• [DIRECTIONS]: Gather every line that includes the word "title", please.
-------- STORED RECORDS
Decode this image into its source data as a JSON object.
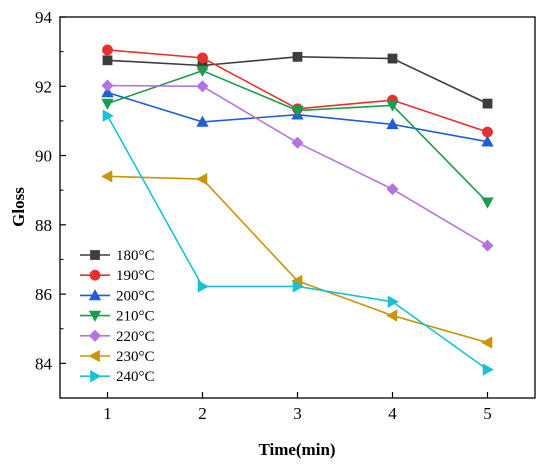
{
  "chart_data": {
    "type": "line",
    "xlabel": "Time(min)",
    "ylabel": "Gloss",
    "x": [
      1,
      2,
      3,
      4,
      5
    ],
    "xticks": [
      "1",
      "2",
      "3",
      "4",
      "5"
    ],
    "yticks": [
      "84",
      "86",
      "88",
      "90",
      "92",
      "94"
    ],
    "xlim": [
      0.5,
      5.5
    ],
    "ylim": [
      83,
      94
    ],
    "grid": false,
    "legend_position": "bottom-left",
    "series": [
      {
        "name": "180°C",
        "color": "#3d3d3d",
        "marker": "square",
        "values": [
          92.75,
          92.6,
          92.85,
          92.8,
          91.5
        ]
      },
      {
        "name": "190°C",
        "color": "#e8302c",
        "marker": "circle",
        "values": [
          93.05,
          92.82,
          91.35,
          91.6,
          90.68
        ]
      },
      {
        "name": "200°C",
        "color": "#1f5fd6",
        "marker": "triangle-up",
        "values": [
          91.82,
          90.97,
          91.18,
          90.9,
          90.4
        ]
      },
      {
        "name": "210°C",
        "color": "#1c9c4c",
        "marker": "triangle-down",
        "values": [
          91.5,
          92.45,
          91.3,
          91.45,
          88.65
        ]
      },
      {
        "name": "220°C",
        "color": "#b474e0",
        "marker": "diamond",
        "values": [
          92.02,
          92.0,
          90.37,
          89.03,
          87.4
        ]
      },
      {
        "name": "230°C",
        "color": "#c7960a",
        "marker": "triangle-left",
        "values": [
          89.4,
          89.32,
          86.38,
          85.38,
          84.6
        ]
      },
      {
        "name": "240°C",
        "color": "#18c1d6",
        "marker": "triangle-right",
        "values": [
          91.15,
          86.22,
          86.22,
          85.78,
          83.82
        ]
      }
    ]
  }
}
----------------
-------- STORED RECORDS
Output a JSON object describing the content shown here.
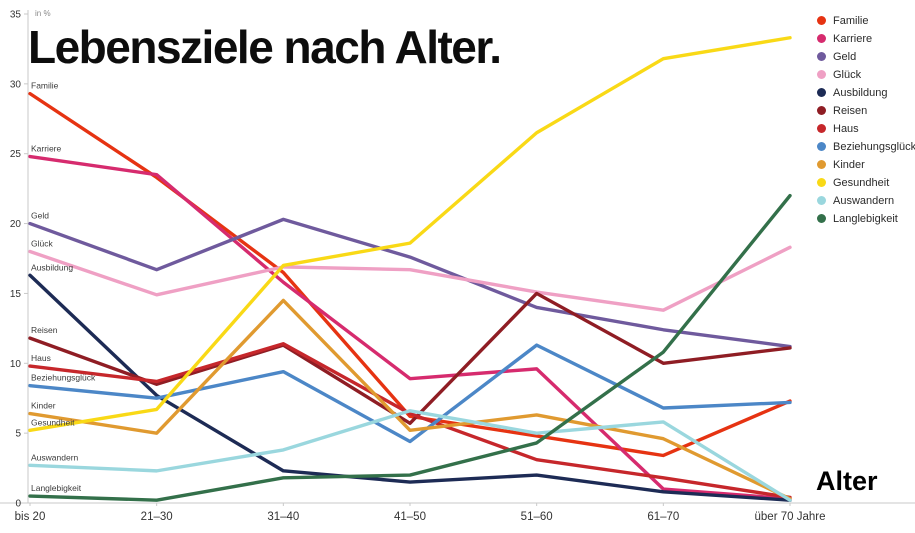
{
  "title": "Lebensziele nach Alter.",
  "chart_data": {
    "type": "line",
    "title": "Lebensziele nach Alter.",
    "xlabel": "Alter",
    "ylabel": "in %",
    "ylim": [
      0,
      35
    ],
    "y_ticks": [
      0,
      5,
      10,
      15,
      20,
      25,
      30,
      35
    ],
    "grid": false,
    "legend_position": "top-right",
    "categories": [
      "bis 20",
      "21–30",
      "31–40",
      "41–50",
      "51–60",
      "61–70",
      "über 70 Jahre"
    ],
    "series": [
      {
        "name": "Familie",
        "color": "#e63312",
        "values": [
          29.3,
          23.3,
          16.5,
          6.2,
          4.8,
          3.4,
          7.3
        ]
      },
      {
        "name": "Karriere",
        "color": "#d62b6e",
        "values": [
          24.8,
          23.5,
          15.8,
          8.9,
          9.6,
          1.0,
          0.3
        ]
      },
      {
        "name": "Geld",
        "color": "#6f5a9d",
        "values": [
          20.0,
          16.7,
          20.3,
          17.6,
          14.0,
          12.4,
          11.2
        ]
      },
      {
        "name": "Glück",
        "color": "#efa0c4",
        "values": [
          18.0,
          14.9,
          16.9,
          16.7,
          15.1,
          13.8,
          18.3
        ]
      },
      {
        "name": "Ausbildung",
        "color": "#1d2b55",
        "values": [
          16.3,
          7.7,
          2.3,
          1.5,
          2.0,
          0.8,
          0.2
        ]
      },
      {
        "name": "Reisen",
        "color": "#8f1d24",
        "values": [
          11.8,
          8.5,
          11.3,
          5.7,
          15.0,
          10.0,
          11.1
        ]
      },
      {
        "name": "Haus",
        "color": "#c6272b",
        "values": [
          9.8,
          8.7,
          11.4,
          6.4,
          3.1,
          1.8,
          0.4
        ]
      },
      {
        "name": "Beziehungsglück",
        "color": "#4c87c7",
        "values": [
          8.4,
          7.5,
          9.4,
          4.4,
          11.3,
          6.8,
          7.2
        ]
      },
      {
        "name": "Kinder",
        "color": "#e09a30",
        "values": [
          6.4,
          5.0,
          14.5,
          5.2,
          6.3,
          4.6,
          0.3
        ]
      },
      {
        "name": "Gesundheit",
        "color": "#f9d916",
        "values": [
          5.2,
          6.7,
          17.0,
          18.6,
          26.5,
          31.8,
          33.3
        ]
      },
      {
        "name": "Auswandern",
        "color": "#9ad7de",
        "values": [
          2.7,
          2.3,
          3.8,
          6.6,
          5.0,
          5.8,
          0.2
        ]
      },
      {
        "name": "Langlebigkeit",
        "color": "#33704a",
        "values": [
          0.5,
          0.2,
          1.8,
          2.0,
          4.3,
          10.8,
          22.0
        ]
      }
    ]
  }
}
----------------
• [OUTPUT OF THE EXERCISE]:
  "title": "Lebensziele nach Alter.",
    "title": "Lebensziele nach Alter.",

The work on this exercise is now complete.